## [Prompt]
In full and without alteration, give the listing again.
** START OF Dataset records **
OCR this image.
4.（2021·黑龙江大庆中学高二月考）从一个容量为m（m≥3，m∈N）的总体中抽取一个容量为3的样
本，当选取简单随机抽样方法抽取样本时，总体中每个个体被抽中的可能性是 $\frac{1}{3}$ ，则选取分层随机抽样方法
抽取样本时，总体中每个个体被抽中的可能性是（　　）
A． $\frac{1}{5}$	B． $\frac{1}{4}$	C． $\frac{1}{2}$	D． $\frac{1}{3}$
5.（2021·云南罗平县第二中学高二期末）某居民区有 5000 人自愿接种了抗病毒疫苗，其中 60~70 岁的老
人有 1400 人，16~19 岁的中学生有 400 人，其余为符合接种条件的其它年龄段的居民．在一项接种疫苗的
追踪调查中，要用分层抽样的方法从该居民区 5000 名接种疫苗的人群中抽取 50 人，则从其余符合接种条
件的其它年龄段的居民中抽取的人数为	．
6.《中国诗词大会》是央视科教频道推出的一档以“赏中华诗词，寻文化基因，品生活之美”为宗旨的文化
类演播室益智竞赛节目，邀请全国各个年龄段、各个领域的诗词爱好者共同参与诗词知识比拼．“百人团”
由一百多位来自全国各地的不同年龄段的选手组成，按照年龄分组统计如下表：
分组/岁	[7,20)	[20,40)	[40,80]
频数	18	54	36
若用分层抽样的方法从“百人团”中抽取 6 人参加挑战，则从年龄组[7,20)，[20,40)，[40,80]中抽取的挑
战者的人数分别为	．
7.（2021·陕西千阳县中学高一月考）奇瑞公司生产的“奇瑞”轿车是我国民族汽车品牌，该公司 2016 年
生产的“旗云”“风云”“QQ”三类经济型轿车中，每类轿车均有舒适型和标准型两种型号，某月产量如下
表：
** END OF Dataset records **
## [Response]
OCR this image.
4.（2021·黑龙江大庆中学高二月考）从一个容量为m（m≥3，m∈N）的总体中抽取一个容量为3的样
本，当选取简单随机抽样方法抽取样本时，总体中每个个体被抽中的可能性是 $\frac{1}{3}$ ，则选取分层随机抽样方法
抽取样本时，总体中每个个体被抽中的可能性是（　　）
A． $\frac{1}{5}$	B． $\frac{1}{4}$	C． $\frac{1}{2}$	D． $\frac{1}{3}$
5.（2021·云南罗平县第二中学高二期末）某居民区有 5000 人自愿接种了抗病毒疫苗，其中 60~70 岁的老
人有 1400 人，16~19 岁的中学生有 400 人，其余为符合接种条件的其它年龄段的居民．在一项接种疫苗的
追踪调查中，要用分层抽样的方法从该居民区 5000 名接种疫苗的人群中抽取 50 人，则从其余符合接种条
件的其它年龄段的居民中抽取的人数为	．
6.《中国诗词大会》是央视科教频道推出的一档以“赏中华诗词，寻文化基因，品生活之美”为宗旨的文化
类演播室益智竞赛节目，邀请全国各个年龄段、各个领域的诗词爱好者共同参与诗词知识比拼．“百人团”
由一百多位来自全国各地的不同年龄段的选手组成，按照年龄分组统计如下表：
分组/岁	[7,20)	[20,40)	[40,80]
频数	18	54	36
若用分层抽样的方法从“百人团”中抽取 6 人参加挑战，则从年龄组[7,20)，[20,40)，[40,80]中抽取的挑
战者的人数分别为	．
7.（2021·陕西千阳县中学高一月考）奇瑞公司生产的“奇瑞”轿车是我国民族汽车品牌，该公司 2016 年
生产的“旗云”“风云”“QQ”三类经济型轿车中，每类轿车均有舒适型和标准型两种型号，某月产量如下
表：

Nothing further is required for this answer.